Document passage:
= = = = = = =
The Hero 359 Fountain Pen

A bunch of Lamy Safari & Hero 359 fountain pens - Can you tell the difference?
A bunch of Lamy Safari & Hero 359 fountain pens – Can you tell the difference?

Recently, an FPN member asked whether there were fake or replica Lamy Safari fountain pens. In reply, another FPN member who also belongs to our club (and who shall remain anonymous (except to say that he takes great pictures)) replied, “Never heard of a fake Safari. Why would anyone create a counterfeit of a $25 pen? Sure, some of the limited edition colors can go for more than that but where’s the profit?”

Well, there as it turns out, there is a “fake” Safari – the Hero 359 fountain pen made by the Shanghai Hero Pen Company (Hero Pen). Hero Pen was founded in 1931 as the Huafu Pen Factory and was renamed in 1966 to its current name. The company has manufactured a number of relatively inexpensive brands of fountain pens including Hero, Wing Sung, and Xinhua, just to name a few. Like many Chinese companies, it has copied or cloned the design of Western fountain pens, e.g., the Hero 100 is similar to the Parker 51 and of course, the Hero 359 is clearly modelled after the Lamy Safari.

Why would or how could a company profit by cloning another pen that costs approx. $25-30? Well, readers with a business background might recognize the source of Hero Pen’s competitive advantage as cost leadership, i.e., winning market share by appealing to cost-conscious or price-sensitive customers. Cost leadership is achieved by having the lowest prices in the target market segment, or at least the lowest price to value ratio (price compared to what customers receive). If a company is to be profitable, with a high return on investment while offering the lowest price, the company must be able to operate at a lower cost than its competitors.
= = = = = = =
Extracted entries:
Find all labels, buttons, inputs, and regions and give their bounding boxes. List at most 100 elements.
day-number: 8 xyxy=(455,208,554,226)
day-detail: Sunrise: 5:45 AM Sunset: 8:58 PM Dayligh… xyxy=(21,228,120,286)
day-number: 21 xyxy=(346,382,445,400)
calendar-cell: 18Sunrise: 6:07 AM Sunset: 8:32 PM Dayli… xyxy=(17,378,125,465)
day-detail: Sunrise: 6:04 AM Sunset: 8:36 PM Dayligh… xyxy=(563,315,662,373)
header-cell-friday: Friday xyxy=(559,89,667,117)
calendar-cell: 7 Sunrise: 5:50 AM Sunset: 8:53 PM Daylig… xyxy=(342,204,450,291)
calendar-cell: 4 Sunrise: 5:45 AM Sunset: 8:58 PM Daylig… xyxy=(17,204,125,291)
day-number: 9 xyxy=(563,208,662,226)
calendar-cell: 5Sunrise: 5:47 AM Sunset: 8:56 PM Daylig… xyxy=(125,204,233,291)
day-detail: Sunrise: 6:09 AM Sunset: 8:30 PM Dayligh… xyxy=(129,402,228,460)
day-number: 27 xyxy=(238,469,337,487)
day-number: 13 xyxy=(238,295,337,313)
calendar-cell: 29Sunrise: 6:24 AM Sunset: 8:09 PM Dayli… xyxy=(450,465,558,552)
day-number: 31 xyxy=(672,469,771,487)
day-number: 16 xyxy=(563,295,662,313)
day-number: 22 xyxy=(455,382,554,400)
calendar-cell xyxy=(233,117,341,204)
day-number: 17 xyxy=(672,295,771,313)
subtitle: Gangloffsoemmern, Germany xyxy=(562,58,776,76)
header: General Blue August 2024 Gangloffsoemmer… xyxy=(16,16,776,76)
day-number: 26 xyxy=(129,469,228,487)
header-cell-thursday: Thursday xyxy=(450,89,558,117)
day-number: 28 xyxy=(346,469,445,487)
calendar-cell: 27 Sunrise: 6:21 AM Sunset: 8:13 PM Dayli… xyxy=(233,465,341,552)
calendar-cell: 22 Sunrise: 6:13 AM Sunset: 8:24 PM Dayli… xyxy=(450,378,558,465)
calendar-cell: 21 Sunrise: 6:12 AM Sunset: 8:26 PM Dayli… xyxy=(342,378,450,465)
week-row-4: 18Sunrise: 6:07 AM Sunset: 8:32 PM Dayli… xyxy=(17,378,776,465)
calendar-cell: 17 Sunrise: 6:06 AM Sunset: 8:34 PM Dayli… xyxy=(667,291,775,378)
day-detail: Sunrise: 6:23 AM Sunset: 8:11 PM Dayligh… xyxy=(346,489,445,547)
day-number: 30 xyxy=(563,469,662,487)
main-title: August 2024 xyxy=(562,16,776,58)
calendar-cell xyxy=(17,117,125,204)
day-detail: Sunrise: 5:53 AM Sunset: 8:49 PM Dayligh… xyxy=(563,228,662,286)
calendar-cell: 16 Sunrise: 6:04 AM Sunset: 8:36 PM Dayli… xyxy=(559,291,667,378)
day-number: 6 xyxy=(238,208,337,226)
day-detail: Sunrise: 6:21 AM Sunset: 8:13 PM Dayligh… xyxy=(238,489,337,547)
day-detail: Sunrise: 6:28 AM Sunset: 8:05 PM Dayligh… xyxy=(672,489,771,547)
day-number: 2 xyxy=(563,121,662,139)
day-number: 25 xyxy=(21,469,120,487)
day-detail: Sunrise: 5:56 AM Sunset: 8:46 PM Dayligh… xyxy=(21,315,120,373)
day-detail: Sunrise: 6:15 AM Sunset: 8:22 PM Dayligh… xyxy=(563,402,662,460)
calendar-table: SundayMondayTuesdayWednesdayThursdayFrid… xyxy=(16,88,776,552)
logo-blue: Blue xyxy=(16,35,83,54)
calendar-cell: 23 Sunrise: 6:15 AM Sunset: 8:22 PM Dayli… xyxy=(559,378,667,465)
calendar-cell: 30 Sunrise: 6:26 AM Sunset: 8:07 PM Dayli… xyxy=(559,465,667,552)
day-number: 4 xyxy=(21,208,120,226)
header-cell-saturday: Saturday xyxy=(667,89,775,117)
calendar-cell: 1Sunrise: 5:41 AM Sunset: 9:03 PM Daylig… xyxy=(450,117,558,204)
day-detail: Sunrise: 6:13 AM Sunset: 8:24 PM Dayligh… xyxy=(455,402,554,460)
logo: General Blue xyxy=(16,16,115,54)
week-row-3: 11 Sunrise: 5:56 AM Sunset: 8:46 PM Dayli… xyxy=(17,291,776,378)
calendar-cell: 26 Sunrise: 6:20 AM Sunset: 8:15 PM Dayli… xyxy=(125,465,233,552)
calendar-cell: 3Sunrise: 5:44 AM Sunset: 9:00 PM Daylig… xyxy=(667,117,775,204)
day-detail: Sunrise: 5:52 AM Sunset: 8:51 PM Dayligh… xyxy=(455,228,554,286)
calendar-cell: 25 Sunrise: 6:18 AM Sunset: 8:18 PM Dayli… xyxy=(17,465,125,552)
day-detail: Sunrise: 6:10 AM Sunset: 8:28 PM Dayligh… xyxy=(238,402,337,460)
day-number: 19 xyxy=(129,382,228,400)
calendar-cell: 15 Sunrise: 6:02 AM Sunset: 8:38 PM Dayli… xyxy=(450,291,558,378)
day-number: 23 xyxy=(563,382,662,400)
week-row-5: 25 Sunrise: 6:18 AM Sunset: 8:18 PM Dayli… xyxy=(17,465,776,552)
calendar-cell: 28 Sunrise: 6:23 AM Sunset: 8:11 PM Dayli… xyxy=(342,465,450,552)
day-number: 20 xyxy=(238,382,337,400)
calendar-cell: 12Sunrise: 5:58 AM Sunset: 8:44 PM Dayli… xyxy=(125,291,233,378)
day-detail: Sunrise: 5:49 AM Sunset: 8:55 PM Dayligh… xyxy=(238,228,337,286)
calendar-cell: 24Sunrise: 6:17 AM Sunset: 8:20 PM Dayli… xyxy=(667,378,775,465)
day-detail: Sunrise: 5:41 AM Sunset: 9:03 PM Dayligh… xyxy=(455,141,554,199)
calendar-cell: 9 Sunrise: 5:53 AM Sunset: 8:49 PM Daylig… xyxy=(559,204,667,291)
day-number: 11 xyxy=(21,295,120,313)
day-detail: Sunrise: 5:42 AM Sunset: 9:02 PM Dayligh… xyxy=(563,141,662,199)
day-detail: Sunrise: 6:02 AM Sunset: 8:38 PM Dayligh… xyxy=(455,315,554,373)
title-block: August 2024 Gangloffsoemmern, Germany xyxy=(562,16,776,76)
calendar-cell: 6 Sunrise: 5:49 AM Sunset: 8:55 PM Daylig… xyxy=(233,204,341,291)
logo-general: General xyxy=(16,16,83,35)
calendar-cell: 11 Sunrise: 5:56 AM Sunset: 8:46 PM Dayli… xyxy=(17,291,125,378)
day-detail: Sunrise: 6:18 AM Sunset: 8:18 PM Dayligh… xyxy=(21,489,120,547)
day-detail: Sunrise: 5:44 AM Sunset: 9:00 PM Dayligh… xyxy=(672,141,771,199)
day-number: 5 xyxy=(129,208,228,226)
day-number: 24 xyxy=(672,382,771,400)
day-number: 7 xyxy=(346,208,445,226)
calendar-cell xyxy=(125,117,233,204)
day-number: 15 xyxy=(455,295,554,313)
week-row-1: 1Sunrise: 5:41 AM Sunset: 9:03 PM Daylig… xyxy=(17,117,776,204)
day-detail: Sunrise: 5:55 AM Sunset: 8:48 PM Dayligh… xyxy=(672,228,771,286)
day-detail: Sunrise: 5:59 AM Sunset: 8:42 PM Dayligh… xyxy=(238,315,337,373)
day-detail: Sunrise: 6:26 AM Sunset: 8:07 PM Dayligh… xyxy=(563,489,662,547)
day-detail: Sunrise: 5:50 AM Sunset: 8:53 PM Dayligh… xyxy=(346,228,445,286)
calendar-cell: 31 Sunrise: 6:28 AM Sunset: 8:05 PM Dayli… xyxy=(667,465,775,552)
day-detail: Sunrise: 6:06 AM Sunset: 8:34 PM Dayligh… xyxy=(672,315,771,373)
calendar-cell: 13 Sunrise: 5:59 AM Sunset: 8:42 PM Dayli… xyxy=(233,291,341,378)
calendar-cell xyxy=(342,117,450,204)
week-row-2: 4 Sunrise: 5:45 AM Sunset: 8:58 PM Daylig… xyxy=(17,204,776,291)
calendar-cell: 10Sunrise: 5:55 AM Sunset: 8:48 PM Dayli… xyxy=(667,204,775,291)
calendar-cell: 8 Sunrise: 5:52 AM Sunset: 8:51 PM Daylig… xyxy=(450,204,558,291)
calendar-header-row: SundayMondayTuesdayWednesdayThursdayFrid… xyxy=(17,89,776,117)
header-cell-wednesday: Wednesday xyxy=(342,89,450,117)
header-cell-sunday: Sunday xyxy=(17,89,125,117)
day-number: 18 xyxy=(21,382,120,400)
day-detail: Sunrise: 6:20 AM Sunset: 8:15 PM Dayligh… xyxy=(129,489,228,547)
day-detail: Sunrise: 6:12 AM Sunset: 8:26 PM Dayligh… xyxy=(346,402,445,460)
= = = = = = =
Problem to solve:
Write the next part of the passage about the Hero 359 fountain pen, starting after its final sentence. The entries here were taken from a different source than the passage above.

Expected answer:
A manufacturer like Hero Pen must produce high volumes of output such that fixed costs are spread over a larger number of units, resulting in a lower unit cost. Mass production becomes both a strategy and an end in itself. Higher levels of output both require and result in high market share, and create an entry barrier to potential competitors, who may be unable to achieve the scale necessary to match the firms low costs and prices.

According to the Shanghai Daily, the Lamy Safari is very popular in China but is too pricey for many local customers.  Thus, acting like a good capitalist, Hero decided to produce the pen because it received many requests and saw the market demand.  While Lamy is quite aware of the Hero 359, Hero is of the view that the exterior design patent right of Lamy’s Safari series are protected for only 10 years in China and has expired.

So much for the business lecture, how does the Hero 359 compare to the Lamy Safari? First, the Hero comes in a reusable plastic case along with a converter and a package of cartridges. The Safari generally comes in a cardboard box with 1 cartridge – and the converter is extra, adding anywhere from $5-10!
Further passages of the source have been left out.